• _Material for the task_

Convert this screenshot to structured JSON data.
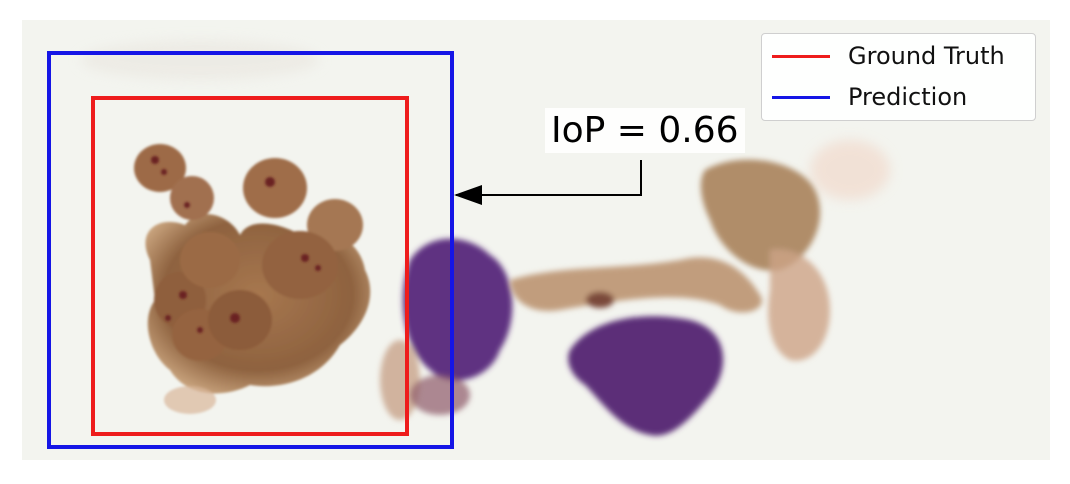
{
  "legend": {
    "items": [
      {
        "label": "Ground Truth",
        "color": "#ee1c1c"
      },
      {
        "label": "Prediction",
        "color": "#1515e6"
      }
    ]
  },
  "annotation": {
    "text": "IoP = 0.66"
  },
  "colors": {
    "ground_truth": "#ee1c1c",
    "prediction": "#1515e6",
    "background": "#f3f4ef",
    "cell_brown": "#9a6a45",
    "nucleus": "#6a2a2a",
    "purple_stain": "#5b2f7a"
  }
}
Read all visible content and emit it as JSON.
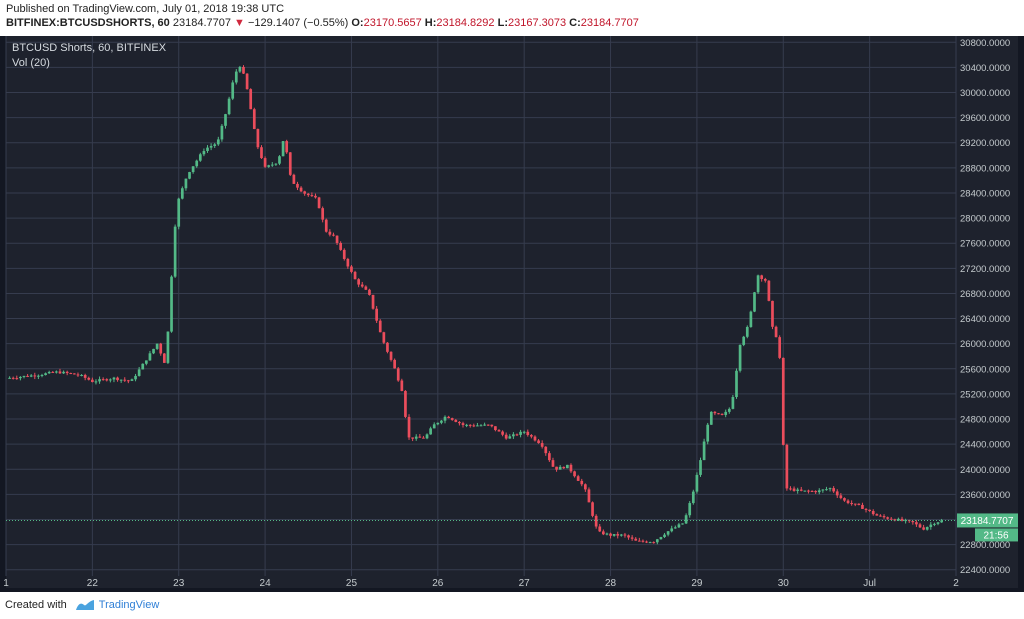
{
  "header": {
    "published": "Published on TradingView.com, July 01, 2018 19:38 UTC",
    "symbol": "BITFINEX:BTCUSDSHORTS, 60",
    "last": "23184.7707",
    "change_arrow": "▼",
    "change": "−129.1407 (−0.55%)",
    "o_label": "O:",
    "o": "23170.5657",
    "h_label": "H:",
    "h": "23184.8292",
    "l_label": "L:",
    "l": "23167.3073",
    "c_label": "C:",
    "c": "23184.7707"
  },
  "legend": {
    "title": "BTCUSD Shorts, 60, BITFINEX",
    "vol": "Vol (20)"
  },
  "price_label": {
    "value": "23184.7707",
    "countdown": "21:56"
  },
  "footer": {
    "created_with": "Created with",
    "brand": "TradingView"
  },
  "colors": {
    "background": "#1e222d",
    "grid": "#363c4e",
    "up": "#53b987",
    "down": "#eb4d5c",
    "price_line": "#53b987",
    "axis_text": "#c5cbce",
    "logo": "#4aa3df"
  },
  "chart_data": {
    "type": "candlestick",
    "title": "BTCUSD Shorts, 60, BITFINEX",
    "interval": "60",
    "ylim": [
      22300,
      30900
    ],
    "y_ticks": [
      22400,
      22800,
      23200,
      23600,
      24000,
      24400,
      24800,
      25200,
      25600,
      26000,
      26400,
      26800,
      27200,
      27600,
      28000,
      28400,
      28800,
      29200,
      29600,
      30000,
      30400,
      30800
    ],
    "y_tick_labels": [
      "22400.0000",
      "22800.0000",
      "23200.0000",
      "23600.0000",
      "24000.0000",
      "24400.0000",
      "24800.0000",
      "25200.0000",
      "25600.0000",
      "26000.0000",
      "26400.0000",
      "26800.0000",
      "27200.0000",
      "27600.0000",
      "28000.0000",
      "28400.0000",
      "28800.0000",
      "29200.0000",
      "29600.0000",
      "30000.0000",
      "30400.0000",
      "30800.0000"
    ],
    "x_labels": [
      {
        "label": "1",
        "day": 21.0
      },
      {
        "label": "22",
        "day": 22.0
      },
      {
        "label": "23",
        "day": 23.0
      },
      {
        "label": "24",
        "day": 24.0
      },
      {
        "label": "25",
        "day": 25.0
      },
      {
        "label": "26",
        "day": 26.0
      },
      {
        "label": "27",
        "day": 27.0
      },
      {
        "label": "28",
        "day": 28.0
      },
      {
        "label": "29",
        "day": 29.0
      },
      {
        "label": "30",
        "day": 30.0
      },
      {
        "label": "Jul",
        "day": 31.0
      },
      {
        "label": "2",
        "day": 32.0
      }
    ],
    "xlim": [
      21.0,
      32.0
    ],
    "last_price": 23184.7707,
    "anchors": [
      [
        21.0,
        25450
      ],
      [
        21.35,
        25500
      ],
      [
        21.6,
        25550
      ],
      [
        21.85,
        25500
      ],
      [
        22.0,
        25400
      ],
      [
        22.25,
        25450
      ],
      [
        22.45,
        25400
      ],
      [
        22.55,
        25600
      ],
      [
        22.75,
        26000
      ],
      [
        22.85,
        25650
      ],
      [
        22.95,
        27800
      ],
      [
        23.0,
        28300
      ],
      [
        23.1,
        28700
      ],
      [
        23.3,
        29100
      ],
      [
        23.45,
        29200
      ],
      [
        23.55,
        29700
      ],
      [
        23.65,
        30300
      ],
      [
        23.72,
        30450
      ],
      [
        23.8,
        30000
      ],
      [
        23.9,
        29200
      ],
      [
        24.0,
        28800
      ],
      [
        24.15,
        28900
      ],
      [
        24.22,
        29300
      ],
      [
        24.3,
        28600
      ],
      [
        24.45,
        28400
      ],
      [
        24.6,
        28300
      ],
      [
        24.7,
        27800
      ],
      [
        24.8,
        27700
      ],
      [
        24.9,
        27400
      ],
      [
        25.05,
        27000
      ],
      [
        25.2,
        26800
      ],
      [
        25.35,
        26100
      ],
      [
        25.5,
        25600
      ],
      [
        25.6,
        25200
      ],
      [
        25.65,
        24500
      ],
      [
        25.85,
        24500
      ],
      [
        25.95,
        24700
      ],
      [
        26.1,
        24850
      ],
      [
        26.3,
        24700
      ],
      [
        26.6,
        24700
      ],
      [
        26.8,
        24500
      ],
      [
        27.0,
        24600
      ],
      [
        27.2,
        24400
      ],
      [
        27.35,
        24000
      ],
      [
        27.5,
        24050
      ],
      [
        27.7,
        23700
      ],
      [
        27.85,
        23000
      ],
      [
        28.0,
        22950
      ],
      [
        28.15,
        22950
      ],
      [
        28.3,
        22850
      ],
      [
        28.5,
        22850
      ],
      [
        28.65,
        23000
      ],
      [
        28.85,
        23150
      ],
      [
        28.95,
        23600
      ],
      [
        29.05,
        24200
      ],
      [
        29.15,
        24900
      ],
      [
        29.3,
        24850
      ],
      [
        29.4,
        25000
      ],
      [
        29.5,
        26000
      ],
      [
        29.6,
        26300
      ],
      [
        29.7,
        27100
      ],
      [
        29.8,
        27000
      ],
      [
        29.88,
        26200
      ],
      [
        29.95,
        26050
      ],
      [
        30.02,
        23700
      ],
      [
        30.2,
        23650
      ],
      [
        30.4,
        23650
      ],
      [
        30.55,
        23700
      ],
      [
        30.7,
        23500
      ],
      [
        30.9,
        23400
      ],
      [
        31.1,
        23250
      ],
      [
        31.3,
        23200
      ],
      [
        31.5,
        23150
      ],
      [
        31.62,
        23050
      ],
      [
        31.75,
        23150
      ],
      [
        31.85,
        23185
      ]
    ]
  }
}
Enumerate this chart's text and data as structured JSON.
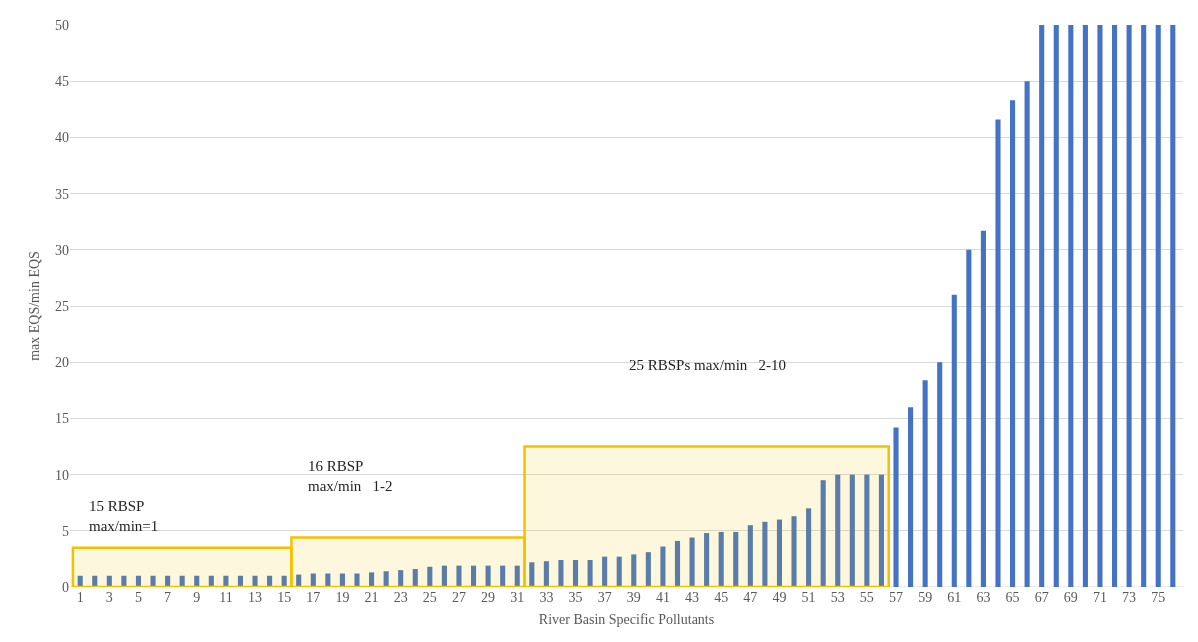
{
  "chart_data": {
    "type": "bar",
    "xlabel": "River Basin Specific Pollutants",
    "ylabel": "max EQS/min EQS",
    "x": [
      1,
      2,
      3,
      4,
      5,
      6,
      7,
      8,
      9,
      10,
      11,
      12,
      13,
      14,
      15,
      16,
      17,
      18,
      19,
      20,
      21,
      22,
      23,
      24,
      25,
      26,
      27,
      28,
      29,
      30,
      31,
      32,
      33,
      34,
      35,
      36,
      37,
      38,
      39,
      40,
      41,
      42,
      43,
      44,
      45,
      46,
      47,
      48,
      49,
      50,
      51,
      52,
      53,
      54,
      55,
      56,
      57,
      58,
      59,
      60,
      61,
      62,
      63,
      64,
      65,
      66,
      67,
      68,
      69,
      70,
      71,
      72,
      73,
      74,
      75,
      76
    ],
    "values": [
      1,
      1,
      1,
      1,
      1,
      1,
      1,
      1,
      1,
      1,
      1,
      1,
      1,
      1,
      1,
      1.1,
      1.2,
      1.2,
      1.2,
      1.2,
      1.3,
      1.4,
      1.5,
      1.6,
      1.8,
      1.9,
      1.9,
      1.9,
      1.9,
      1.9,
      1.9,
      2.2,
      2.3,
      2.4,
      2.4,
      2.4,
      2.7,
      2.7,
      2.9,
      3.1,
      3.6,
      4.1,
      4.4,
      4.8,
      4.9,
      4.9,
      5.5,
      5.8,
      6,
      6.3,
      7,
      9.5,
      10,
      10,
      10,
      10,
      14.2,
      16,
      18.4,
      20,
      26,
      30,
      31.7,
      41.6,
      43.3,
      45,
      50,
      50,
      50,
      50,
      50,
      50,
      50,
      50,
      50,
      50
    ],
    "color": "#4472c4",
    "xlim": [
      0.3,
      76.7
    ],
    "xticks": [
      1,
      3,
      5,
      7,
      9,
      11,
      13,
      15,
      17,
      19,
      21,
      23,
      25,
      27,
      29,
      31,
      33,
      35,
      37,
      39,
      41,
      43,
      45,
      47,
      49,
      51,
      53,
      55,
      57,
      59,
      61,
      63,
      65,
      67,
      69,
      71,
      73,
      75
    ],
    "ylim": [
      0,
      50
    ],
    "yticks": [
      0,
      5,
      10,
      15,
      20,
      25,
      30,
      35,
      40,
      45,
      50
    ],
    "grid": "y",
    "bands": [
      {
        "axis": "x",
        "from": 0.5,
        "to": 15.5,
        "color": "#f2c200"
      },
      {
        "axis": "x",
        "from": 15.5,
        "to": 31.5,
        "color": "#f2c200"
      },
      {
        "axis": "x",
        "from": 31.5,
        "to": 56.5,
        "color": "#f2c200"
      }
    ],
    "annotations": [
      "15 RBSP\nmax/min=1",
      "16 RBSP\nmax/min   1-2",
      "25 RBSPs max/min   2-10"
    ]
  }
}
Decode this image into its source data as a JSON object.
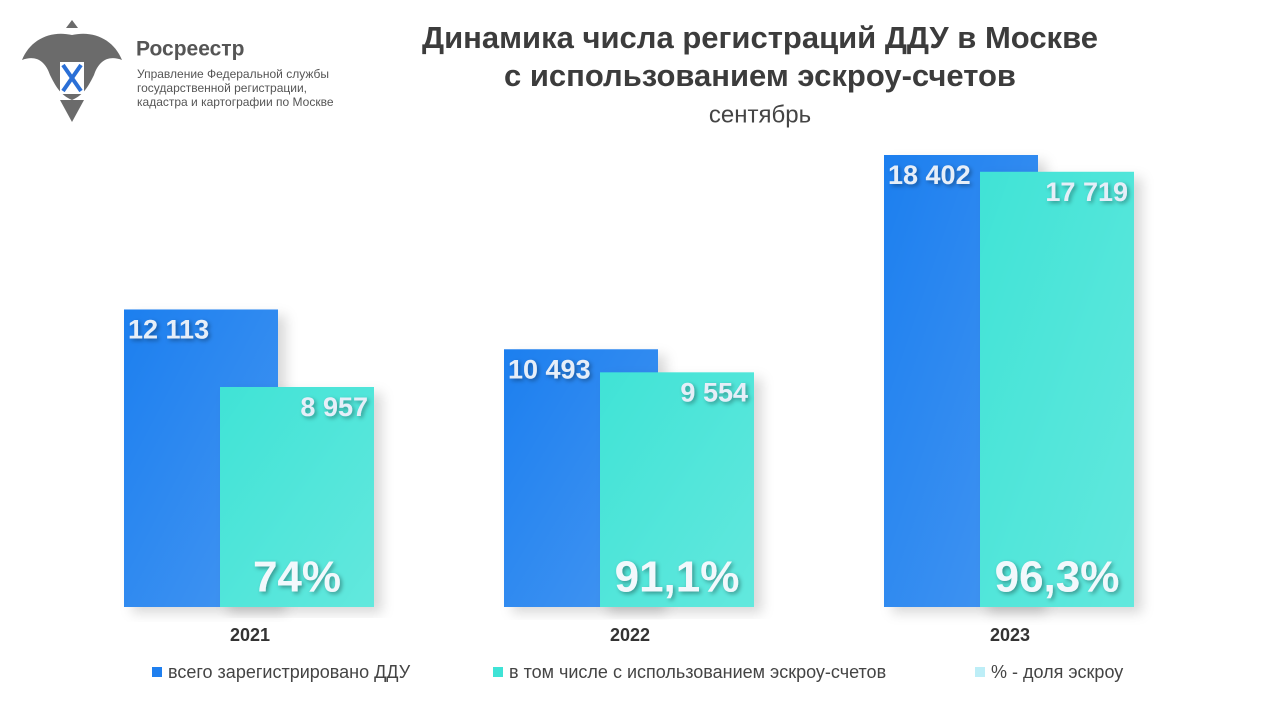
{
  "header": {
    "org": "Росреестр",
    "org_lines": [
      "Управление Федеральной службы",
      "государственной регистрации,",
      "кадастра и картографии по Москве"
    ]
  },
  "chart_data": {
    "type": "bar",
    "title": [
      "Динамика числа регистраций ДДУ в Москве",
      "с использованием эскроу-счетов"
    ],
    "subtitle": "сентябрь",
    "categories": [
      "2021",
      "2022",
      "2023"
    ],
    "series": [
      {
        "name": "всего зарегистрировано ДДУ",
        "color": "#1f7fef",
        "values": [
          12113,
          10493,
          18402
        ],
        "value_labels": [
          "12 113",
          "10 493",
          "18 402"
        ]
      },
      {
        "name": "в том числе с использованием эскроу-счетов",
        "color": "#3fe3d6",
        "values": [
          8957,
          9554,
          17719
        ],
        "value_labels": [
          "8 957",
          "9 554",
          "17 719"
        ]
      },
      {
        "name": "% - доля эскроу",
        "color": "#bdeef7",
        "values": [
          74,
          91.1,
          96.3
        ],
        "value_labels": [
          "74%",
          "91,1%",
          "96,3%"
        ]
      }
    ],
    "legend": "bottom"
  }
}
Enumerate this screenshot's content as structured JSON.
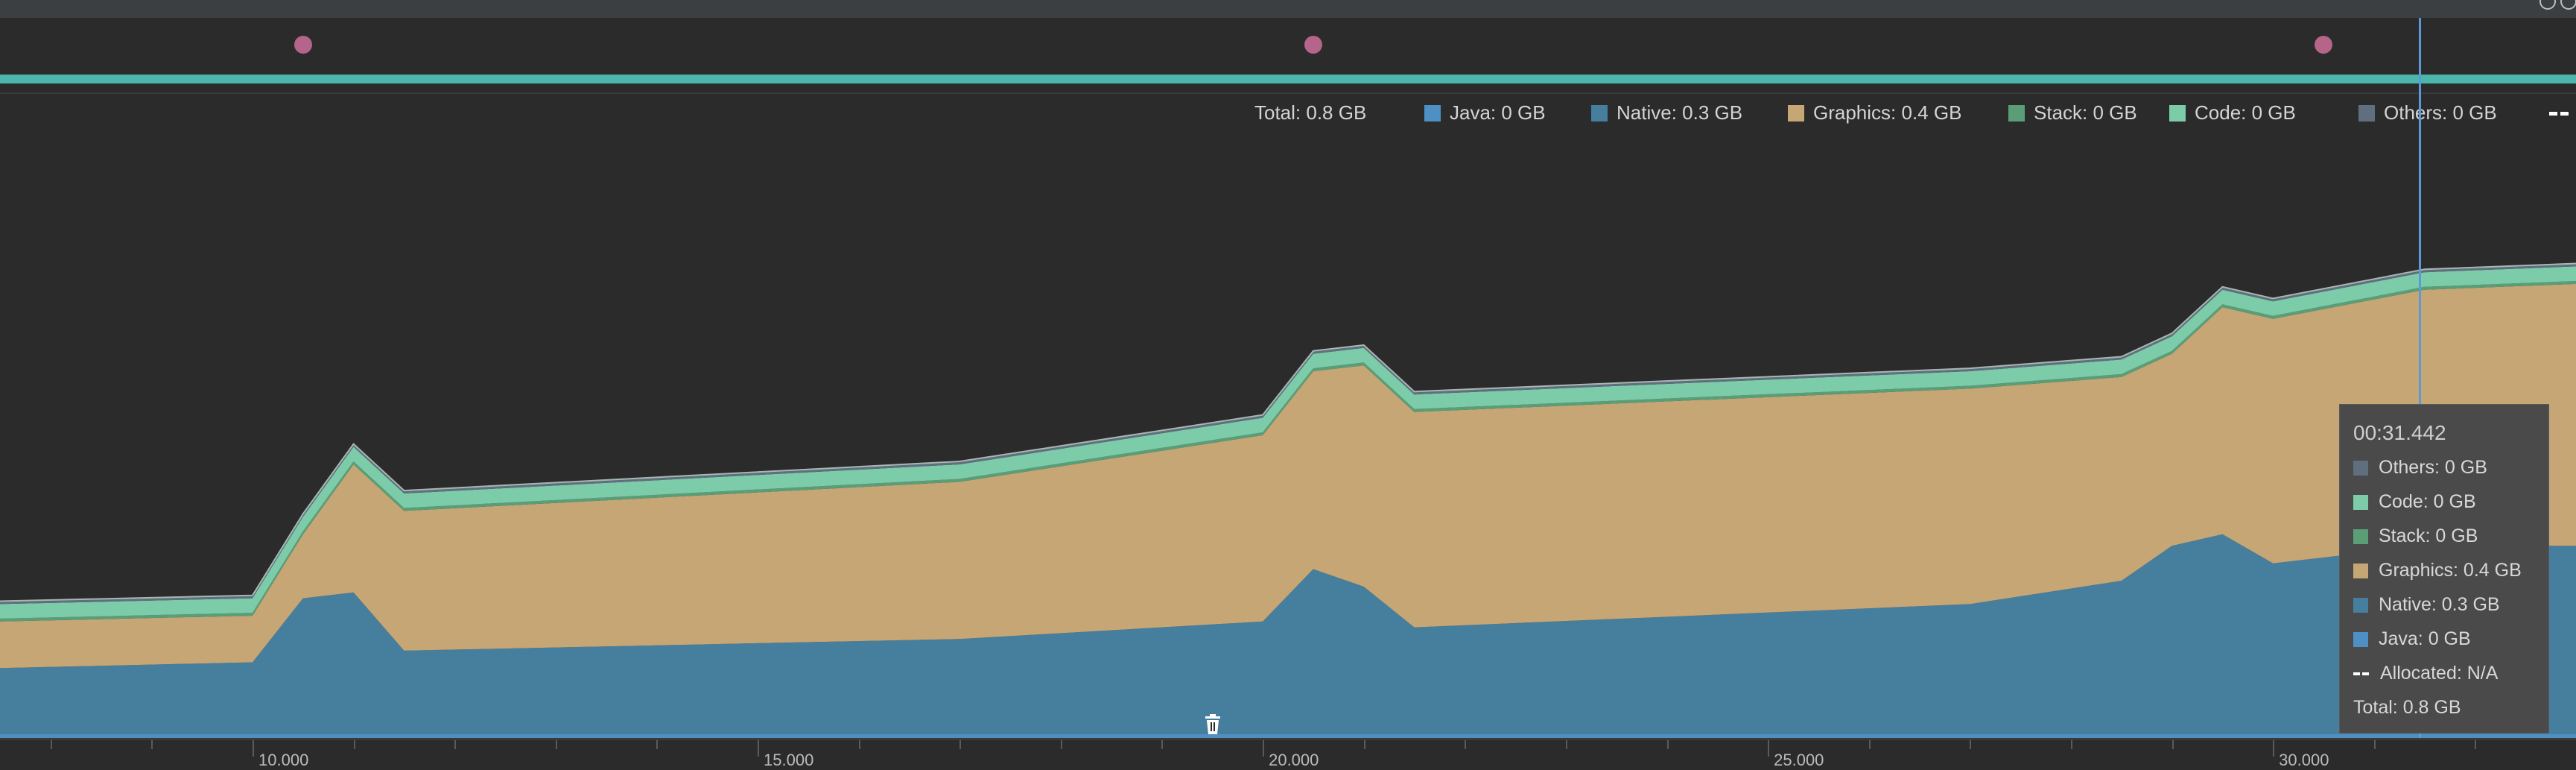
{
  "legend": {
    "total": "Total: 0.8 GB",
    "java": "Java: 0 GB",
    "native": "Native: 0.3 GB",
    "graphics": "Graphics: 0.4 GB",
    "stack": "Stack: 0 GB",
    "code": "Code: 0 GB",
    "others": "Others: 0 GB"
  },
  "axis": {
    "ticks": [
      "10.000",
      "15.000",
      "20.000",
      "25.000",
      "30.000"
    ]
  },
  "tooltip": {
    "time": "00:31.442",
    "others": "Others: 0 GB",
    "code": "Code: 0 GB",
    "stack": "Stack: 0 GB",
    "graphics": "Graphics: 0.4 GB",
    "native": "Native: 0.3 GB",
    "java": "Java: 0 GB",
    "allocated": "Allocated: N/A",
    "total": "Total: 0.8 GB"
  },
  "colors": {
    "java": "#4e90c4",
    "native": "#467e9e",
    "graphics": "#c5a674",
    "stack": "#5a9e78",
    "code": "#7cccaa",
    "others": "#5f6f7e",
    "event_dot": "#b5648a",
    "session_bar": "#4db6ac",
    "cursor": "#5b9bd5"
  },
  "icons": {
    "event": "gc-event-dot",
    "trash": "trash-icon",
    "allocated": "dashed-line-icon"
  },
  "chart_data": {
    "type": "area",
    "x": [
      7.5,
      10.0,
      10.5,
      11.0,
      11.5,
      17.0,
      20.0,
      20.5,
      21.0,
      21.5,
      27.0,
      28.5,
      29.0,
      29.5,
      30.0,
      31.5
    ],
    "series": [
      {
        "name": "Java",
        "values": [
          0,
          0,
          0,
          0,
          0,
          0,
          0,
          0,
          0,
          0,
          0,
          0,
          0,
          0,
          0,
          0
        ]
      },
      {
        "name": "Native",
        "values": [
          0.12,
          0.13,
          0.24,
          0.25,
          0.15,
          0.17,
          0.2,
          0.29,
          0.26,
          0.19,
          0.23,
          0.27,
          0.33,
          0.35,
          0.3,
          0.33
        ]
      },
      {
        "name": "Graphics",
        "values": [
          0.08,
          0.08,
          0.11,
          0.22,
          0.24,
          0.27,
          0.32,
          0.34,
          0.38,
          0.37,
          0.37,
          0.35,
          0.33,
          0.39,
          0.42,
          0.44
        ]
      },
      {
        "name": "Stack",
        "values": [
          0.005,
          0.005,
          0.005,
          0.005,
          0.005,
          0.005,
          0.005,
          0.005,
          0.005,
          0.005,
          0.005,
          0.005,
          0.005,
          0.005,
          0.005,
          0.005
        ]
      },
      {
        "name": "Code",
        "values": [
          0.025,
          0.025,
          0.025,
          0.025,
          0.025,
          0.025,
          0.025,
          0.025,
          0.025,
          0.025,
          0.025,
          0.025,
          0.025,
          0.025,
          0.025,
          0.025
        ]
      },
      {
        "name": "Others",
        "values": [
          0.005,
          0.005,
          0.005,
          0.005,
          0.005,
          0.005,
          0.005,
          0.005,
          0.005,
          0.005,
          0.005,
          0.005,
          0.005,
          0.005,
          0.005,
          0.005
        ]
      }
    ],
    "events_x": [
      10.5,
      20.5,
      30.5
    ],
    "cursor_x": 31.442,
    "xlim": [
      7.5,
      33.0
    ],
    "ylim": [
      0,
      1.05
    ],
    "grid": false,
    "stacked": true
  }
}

• _Task directions_
Tell how many lines of the data include the word "screenshot", and nothing else.

• _Result of the task_
2